Objective: Copy out the entries from the line with "evolutionary-track-7 xyxy=(332,261,501,290)" to the line with "y-tick-label: 4.0 xyxy=(16,301,34,314)", reproducing each line unchanged.

Excerpted records:

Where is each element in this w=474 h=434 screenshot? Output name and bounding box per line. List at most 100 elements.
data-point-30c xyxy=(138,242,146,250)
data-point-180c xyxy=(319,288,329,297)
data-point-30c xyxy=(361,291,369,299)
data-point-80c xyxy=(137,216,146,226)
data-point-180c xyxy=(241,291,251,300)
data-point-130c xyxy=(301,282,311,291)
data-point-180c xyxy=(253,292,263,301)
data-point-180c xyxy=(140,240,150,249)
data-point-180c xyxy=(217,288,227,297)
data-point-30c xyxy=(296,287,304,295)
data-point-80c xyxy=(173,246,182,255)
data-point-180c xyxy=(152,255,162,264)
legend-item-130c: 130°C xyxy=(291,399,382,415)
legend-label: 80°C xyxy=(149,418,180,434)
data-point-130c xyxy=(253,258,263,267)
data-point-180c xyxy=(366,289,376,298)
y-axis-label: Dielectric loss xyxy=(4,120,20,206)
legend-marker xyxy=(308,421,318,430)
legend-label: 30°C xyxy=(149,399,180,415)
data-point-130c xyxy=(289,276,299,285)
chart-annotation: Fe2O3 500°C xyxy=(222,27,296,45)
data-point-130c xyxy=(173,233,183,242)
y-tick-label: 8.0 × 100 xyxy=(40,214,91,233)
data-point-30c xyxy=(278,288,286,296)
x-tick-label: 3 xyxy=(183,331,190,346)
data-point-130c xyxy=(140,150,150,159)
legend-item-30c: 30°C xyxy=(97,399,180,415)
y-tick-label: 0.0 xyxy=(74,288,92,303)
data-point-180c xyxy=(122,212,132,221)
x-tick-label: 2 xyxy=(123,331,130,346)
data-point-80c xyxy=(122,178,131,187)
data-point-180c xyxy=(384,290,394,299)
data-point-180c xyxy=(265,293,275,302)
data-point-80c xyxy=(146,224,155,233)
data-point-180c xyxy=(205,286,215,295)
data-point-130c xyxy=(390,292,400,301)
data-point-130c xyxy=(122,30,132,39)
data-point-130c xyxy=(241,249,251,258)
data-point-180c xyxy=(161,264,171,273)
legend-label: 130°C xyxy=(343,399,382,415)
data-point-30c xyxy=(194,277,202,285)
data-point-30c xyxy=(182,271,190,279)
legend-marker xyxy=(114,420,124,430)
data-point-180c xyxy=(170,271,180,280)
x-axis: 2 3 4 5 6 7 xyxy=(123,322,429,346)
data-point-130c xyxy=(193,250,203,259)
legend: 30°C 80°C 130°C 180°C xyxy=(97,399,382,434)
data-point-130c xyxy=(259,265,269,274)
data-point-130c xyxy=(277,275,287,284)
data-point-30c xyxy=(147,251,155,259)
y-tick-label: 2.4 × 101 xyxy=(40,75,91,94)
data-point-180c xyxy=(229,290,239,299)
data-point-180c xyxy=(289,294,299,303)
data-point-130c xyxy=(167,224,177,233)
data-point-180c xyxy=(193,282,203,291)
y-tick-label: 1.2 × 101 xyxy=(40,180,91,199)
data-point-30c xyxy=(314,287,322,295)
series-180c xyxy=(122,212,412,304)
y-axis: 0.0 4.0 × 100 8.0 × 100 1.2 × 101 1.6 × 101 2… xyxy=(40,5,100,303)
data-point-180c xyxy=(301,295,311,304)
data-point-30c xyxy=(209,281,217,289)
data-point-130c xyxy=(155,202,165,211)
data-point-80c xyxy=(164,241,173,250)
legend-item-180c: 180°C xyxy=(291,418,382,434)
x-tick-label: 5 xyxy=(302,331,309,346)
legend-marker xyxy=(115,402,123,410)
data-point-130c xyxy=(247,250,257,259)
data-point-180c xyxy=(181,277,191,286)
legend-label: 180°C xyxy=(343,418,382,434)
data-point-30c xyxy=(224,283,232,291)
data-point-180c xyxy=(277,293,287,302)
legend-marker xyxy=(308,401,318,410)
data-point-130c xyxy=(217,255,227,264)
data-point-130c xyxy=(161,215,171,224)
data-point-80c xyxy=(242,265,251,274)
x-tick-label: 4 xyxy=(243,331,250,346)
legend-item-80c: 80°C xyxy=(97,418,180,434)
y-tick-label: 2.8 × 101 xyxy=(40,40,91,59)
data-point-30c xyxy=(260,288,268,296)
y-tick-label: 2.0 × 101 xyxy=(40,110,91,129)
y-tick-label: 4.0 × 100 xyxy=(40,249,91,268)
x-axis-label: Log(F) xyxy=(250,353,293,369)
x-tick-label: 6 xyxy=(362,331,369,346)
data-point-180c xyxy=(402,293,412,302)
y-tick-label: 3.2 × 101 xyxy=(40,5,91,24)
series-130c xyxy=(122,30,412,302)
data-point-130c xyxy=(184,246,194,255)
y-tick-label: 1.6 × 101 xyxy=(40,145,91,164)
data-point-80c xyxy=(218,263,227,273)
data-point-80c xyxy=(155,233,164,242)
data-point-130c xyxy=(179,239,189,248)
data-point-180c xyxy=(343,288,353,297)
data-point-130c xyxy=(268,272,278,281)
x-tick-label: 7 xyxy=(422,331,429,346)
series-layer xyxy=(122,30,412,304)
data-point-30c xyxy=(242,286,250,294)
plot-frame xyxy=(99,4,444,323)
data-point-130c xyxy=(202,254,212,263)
...
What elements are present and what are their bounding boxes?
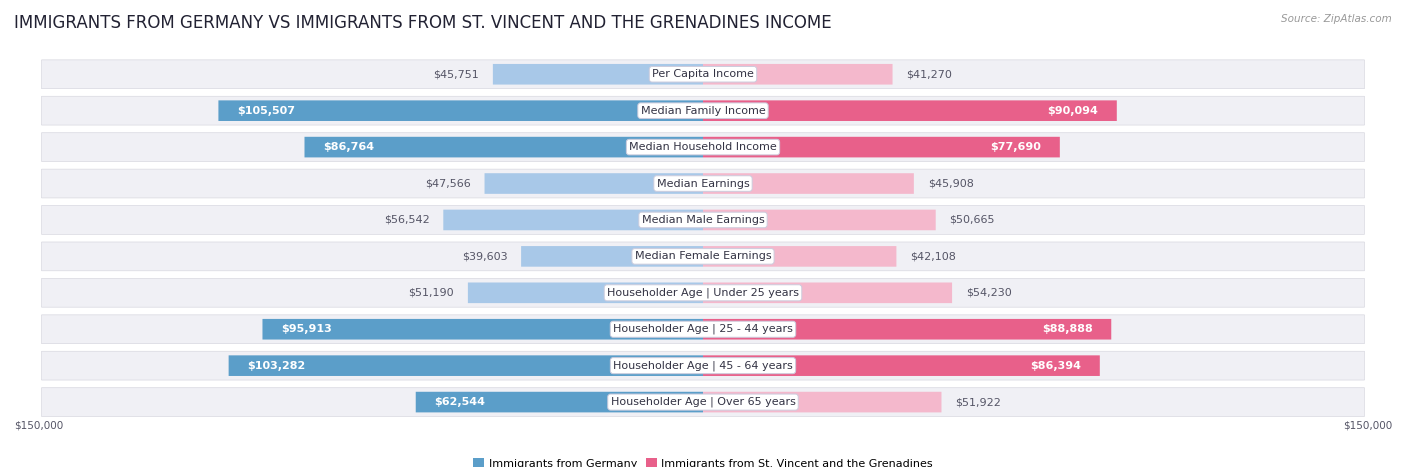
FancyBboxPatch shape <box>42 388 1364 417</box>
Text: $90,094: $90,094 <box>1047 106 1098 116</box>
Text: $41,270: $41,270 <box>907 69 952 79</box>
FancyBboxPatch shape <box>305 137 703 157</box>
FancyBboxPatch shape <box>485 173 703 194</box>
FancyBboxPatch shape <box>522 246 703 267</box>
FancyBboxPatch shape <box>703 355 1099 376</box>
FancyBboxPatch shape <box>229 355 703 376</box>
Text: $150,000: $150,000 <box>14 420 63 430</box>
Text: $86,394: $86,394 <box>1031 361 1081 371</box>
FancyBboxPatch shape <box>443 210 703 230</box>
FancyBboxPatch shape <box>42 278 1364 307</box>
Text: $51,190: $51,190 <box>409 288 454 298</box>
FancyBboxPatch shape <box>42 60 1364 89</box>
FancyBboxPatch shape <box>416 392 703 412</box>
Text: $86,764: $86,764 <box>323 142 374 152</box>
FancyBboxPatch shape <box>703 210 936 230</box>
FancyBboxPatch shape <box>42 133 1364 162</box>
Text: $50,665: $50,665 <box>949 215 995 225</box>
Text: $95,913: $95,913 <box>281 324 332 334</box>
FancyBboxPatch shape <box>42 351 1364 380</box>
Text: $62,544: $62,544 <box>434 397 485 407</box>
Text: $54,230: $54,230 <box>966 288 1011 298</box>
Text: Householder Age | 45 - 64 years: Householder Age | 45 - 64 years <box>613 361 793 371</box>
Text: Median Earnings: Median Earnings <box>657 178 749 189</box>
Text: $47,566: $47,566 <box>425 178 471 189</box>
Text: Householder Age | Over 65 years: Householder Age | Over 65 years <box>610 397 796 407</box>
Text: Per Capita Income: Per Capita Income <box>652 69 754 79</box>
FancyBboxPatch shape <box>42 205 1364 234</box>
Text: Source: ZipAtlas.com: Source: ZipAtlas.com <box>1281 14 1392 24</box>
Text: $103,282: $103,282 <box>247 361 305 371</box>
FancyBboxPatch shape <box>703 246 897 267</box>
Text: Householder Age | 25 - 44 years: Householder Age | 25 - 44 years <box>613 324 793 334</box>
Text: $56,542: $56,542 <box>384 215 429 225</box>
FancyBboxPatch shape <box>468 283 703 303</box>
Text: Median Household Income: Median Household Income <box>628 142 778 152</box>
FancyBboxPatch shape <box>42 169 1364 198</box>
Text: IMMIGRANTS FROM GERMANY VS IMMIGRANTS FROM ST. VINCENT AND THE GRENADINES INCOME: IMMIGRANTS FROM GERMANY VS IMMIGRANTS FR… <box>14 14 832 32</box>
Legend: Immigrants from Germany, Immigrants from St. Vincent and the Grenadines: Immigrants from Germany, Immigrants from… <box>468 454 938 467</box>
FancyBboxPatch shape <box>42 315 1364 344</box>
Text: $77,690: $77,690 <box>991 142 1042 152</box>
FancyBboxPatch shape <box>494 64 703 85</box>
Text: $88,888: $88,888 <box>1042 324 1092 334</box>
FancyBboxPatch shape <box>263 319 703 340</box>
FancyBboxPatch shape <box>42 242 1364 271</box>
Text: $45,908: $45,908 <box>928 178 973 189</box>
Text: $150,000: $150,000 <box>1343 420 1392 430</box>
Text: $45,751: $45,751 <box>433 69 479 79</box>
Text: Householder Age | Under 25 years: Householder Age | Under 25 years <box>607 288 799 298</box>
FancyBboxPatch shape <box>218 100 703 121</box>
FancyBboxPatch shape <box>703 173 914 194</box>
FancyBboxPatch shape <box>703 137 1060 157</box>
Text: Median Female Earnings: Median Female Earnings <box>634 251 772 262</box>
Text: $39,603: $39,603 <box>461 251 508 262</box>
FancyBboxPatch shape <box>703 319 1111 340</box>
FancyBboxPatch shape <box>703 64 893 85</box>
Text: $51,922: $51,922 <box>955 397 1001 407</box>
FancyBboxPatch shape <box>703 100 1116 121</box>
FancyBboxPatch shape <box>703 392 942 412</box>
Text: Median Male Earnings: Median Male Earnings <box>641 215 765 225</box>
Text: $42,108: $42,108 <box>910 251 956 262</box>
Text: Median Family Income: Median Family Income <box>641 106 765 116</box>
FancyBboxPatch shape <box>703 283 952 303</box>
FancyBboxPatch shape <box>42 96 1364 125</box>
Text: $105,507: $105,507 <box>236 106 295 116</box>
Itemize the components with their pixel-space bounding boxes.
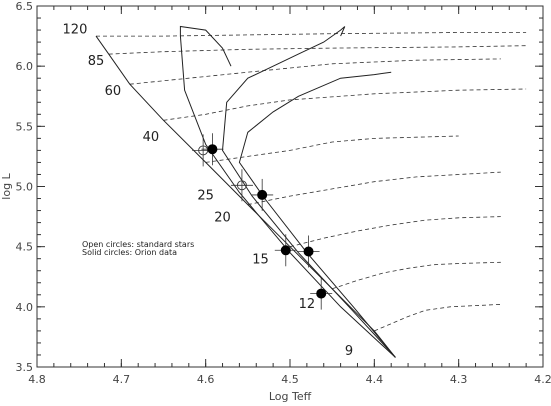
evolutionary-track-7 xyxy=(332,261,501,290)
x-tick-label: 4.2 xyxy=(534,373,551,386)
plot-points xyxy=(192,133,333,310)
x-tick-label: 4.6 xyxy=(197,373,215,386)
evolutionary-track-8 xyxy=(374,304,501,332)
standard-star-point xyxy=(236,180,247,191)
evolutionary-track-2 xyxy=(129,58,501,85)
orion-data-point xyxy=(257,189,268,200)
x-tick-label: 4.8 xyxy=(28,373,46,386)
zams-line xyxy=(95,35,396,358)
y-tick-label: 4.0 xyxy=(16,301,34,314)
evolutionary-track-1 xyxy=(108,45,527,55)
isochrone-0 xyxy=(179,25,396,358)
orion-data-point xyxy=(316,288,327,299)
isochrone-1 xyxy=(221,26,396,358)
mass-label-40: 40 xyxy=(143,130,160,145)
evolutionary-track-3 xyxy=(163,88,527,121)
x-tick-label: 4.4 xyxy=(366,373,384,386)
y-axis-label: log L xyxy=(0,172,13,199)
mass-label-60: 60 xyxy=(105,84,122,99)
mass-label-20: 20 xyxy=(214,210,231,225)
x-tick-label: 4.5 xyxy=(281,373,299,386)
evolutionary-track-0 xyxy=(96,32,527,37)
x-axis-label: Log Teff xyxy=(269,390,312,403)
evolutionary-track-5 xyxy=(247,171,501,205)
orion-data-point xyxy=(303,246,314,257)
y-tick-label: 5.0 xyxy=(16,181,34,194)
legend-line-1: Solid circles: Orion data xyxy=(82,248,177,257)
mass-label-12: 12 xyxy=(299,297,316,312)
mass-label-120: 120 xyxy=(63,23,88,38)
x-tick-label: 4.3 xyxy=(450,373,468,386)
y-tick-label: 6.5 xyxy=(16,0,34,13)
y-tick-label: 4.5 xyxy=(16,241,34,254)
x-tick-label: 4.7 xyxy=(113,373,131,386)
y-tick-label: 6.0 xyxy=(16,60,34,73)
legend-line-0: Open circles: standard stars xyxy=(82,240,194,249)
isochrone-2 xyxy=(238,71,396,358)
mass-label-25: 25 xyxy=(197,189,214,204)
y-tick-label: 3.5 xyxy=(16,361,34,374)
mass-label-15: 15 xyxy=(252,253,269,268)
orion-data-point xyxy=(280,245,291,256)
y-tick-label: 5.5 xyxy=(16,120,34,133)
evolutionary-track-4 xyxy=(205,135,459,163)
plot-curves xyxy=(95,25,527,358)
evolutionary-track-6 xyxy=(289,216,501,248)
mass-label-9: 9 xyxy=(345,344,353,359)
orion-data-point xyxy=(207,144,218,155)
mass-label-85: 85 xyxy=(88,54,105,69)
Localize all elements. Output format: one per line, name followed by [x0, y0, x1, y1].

Expected output:
evolutionary-track-7 xyxy=(332,261,501,290)
x-tick-label: 4.2 xyxy=(534,373,551,386)
plot-points xyxy=(192,133,333,310)
x-tick-label: 4.6 xyxy=(197,373,215,386)
evolutionary-track-8 xyxy=(374,304,501,332)
standard-star-point xyxy=(236,180,247,191)
evolutionary-track-2 xyxy=(129,58,501,85)
orion-data-point xyxy=(257,189,268,200)
x-tick-label: 4.8 xyxy=(28,373,46,386)
zams-line xyxy=(95,35,396,358)
y-tick-label: 4.0 xyxy=(16,301,34,314)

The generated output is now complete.